Sift the material for lines containing "title", and return them.

>> BEGIN Dataset excerpts

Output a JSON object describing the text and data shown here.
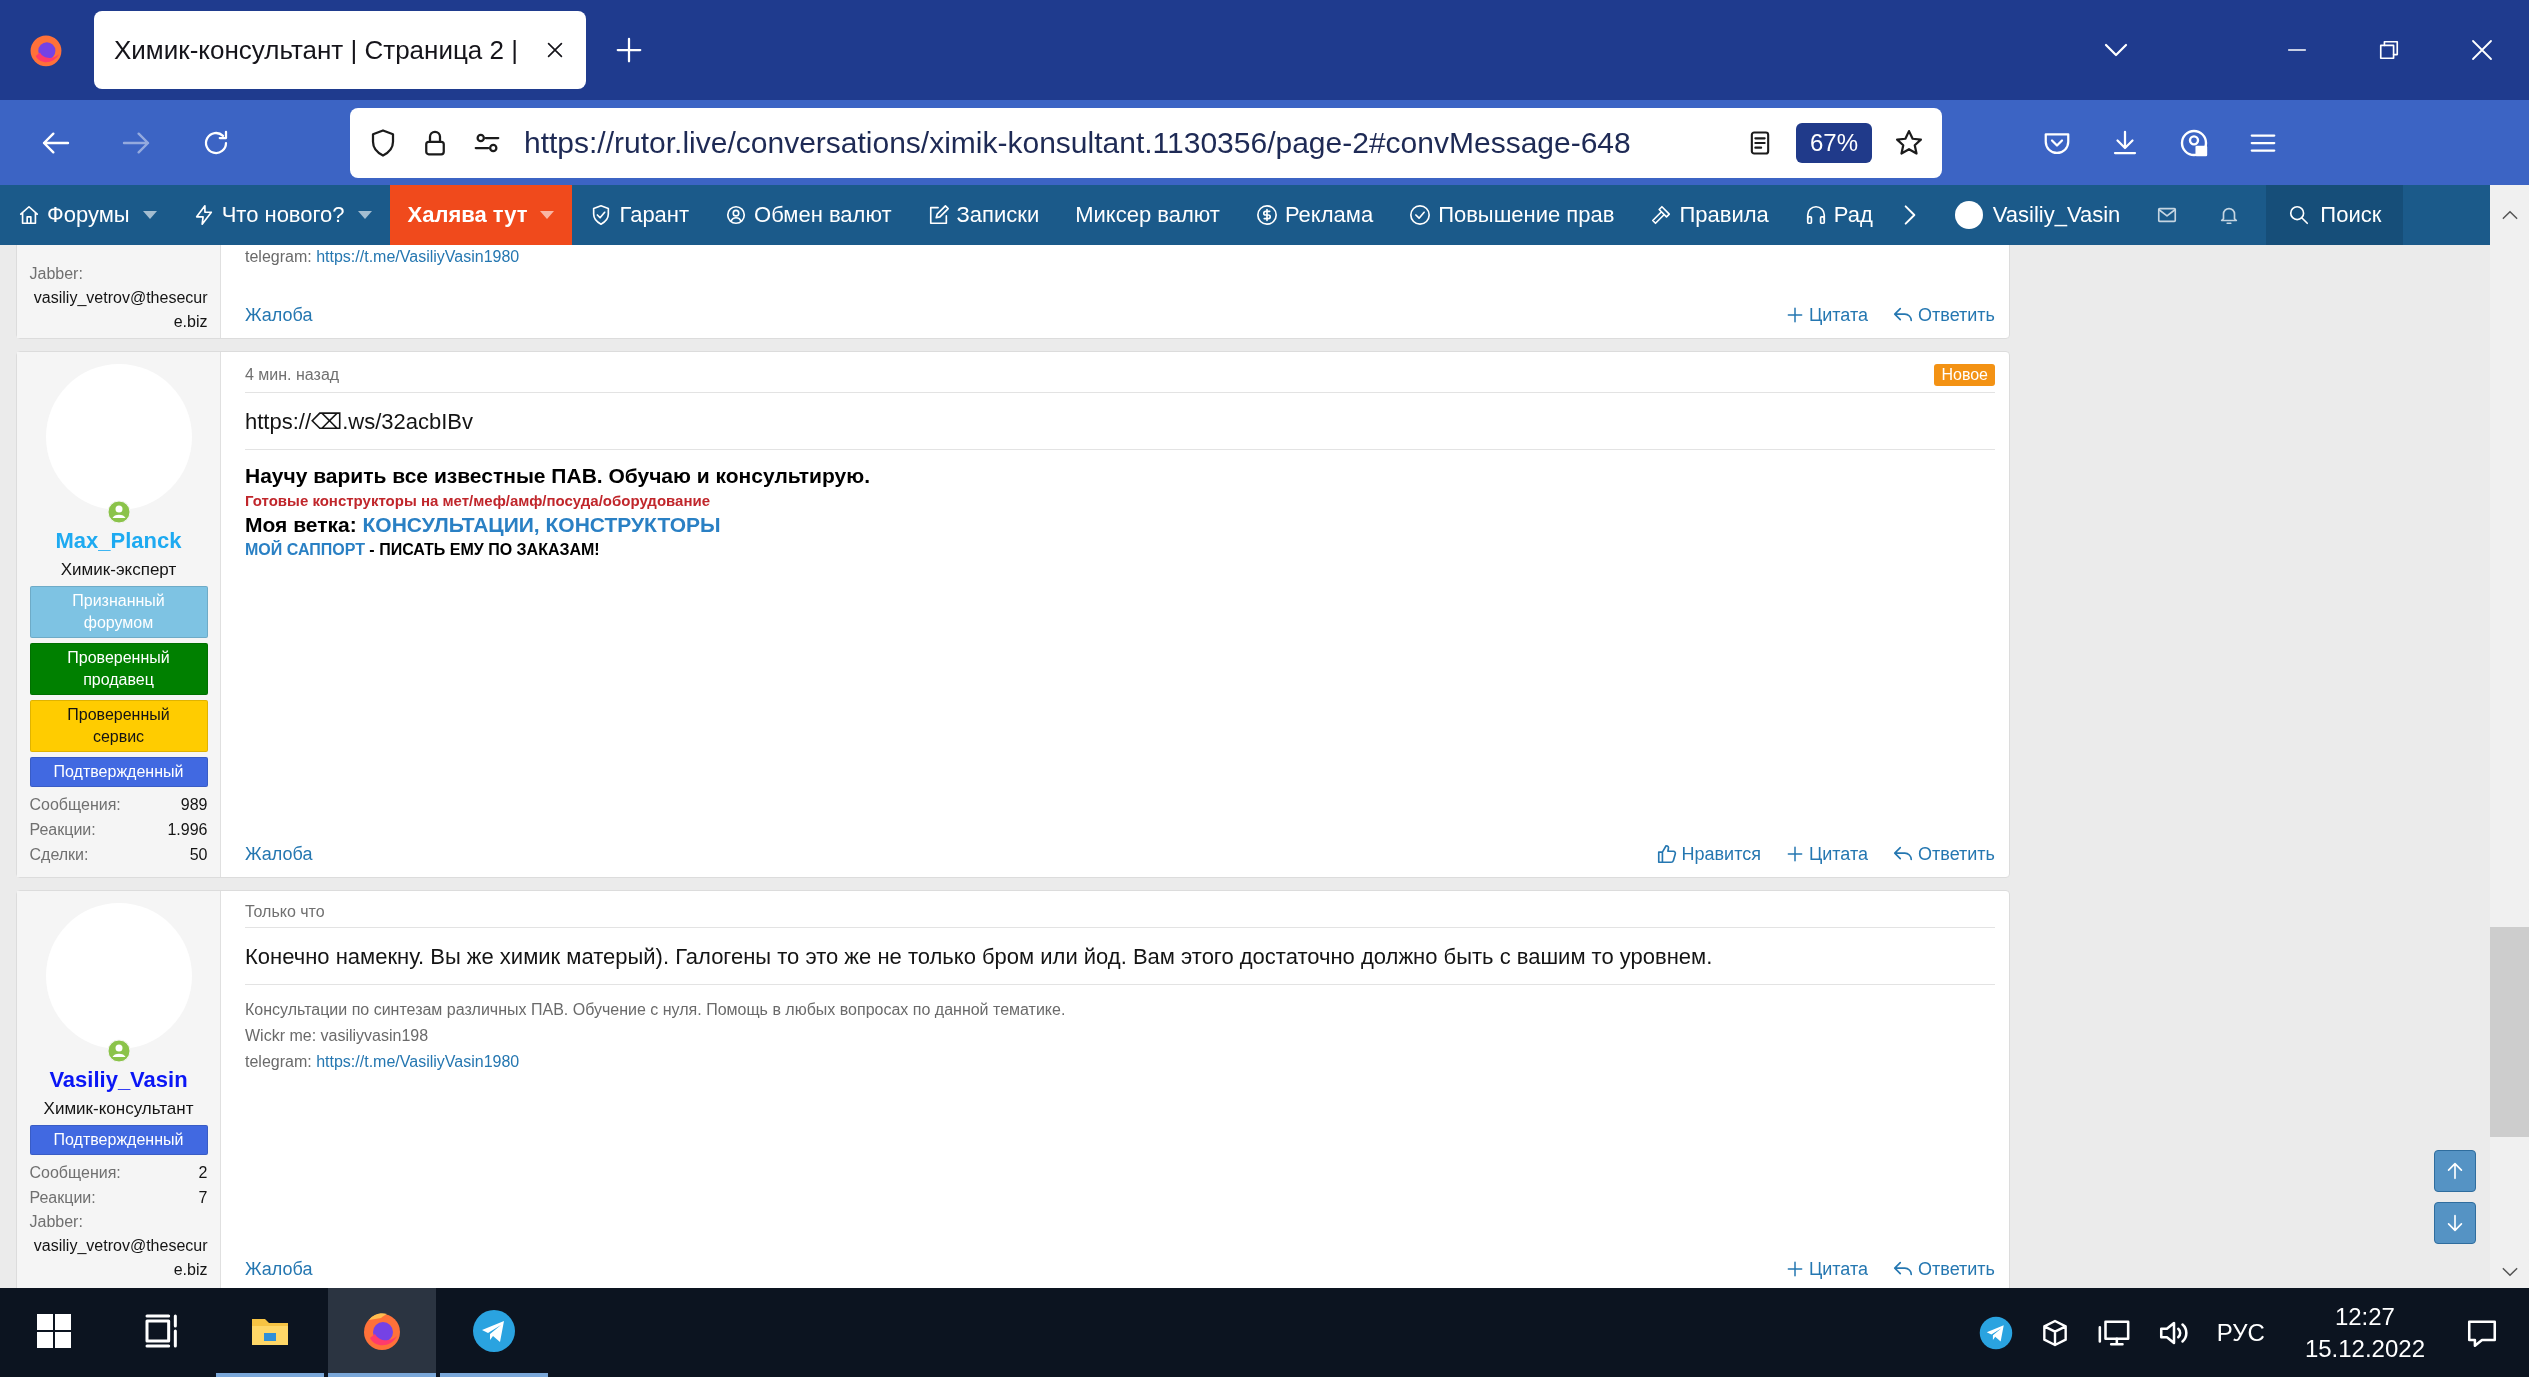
{
  "browser": {
    "tabs": [
      {
        "title": "Химик-консультант | Страница 2 |",
        "selected": true
      }
    ],
    "url": "https://rutor.live/conversations/ximik-konsultant.1130356/page-2#convMessage-648",
    "zoom": "67%"
  },
  "forum_nav": {
    "items": [
      {
        "label": "Форумы",
        "dropdown": true,
        "highlighted": false
      },
      {
        "label": "Что нового?",
        "dropdown": true,
        "highlighted": false
      },
      {
        "label": "Халява тут",
        "dropdown": true,
        "highlighted": true
      },
      {
        "label": "Гарант",
        "dropdown": false,
        "highlighted": false
      },
      {
        "label": "Обмен валют",
        "dropdown": false,
        "highlighted": false
      },
      {
        "label": "Записки",
        "dropdown": false,
        "highlighted": false
      },
      {
        "label": "Миксер валют",
        "dropdown": false,
        "highlighted": false
      },
      {
        "label": "Реклама",
        "dropdown": false,
        "highlighted": false
      },
      {
        "label": "Повышение прав",
        "dropdown": false,
        "highlighted": false
      },
      {
        "label": "Правила",
        "dropdown": false,
        "highlighted": false
      },
      {
        "label": "Рад",
        "dropdown": false,
        "highlighted": false
      }
    ],
    "user": "Vasiliy_Vasin",
    "search": "Поиск"
  },
  "posts": [
    {
      "author": {
        "contact": {
          "label": "Jabber:",
          "value": "vasiliy_vetrov@thesecure.biz"
        }
      },
      "signature": [
        {
          "kind": "contact",
          "text": "telegram:",
          "link": "https://t.me/VasiliyVasin1980"
        }
      ],
      "actions": [
        {
          "kind": "report",
          "label": "Жалоба"
        },
        {
          "kind": "quote",
          "label": "Цитата"
        },
        {
          "kind": "reply",
          "label": "Ответить"
        }
      ]
    },
    {
      "author": {
        "name": "Max_Planck",
        "color": "#1eaaf1",
        "title": "Химик-эксперт",
        "online": true,
        "badges": [
          {
            "label": "Признанный форумом",
            "color": "#7ec3e3"
          },
          {
            "label": "Проверенный продавец",
            "color": "#008000"
          },
          {
            "label": "Проверенный сервис",
            "color": "#ffcc00"
          },
          {
            "label": "Подтвержденный",
            "color": "#4169e1"
          }
        ],
        "stats": [
          {
            "label": "Сообщения:",
            "value": "989"
          },
          {
            "label": "Реакции:",
            "value": "1.996"
          },
          {
            "label": "Сделки:",
            "value": "50"
          }
        ]
      },
      "time": "4 мин. назад",
      "new_label": "Новое",
      "body": "https://⌫.ws/32acbIBv",
      "signature": [
        {
          "kind": "headline",
          "text": "Научу варить все известные ПАВ. Обучаю и консультирую."
        },
        {
          "kind": "alert",
          "text": "Готовые конструкторы на мет/меф/амф/посуда/оборудование"
        },
        {
          "kind": "branch",
          "text": "Моя ветка:",
          "link": "КОНСУЛЬТАЦИИ, КОНСТРУКТОРЫ"
        },
        {
          "kind": "support",
          "link": "МОЙ САППОРТ",
          "text": "- ПИСАТЬ ЕМУ ПО ЗАКАЗАМ!"
        }
      ],
      "actions": [
        {
          "kind": "report",
          "label": "Жалоба"
        },
        {
          "kind": "like",
          "label": "Нравится"
        },
        {
          "kind": "quote",
          "label": "Цитата"
        },
        {
          "kind": "reply",
          "label": "Ответить"
        }
      ]
    },
    {
      "author": {
        "name": "Vasiliy_Vasin",
        "color": "#0a16f5",
        "title": "Химик-консультант",
        "online": true,
        "badges": [
          {
            "label": "Подтвержденный",
            "color": "#4169e1"
          }
        ],
        "stats": [
          {
            "label": "Сообщения:",
            "value": "2"
          },
          {
            "label": "Реакции:",
            "value": "7"
          }
        ],
        "contact": {
          "label": "Jabber:",
          "value": "vasiliy_vetrov@thesecure.biz"
        }
      },
      "time": "Только что",
      "body": "Конечно намекну. Вы же химик матерый). Галогены то это же не только бром или йод. Вам этого достаточно должно быть с вашим то уровнем.",
      "signature": [
        {
          "kind": "plain",
          "text": "Консультации по синтезам различных ПАВ. Обучение с нуля. Помощь в любых вопросах по данной тематике."
        },
        {
          "kind": "plain",
          "text": "Wickr me: vasiliyvasin198"
        },
        {
          "kind": "contact",
          "text": "telegram:",
          "link": "https://t.me/VasiliyVasin1980"
        }
      ],
      "actions": [
        {
          "kind": "report",
          "label": "Жалоба"
        },
        {
          "kind": "quote",
          "label": "Цитата"
        },
        {
          "kind": "reply",
          "label": "Ответить"
        }
      ]
    }
  ],
  "taskbar": {
    "apps": [
      {
        "kind": "explorer",
        "selected": false
      },
      {
        "kind": "browser",
        "selected": true
      },
      {
        "kind": "messenger",
        "selected": false
      }
    ],
    "language": "РУС",
    "time": "12:27",
    "date": "15.12.2022"
  }
}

>> END Dataset excerpts

**Answer to this problem**
        "title": "Химик-консультант | Страница 2 |",
        "title": "Химик-эксперт",
        "title": "Химик-консультант",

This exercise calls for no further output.